### Data provided
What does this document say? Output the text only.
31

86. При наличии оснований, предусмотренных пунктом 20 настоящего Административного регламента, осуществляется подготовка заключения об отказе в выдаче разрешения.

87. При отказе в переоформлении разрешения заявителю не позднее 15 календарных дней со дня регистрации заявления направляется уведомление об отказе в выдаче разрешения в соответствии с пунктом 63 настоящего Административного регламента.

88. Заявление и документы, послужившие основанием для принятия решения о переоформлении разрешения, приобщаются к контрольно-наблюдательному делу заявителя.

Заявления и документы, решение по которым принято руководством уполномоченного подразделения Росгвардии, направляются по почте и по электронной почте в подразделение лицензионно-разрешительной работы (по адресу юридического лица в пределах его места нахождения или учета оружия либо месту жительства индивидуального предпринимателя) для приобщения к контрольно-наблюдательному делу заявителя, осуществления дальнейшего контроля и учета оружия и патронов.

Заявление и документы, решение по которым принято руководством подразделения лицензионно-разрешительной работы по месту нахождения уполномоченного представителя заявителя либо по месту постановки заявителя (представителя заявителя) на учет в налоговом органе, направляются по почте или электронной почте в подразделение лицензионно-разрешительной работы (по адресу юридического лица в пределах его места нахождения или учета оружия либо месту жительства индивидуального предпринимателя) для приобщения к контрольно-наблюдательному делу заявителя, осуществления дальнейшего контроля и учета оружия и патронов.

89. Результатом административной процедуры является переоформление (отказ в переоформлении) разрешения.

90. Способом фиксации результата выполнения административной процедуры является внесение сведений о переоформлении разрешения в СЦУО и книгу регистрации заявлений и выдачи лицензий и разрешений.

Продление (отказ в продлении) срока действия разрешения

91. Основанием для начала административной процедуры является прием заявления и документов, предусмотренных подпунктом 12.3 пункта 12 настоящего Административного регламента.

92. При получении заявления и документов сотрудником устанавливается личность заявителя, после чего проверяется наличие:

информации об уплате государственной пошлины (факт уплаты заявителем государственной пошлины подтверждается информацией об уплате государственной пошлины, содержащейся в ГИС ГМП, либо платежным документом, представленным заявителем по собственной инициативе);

### What the task asks
Using the material above, report each line where "настоящего" occurs.

### The reply
86. При наличии оснований, предусмотренных пунктом 20 настоящего Административного регламента, осуществляется подготовка заключения об отказе в выдаче разрешения.
87. При отказе в переоформлении разрешения заявителю не позднее 15 календарных дней со дня регистрации заявления направляется уведомление об отказе в выдаче разрешения в соответствии с пунктом 63 настоящего Административного регламента.
91. Основанием для начала административной процедуры является прием заявления и документов, предусмотренных подпунктом 12.3 пункта 12 настоящего Административного регламента.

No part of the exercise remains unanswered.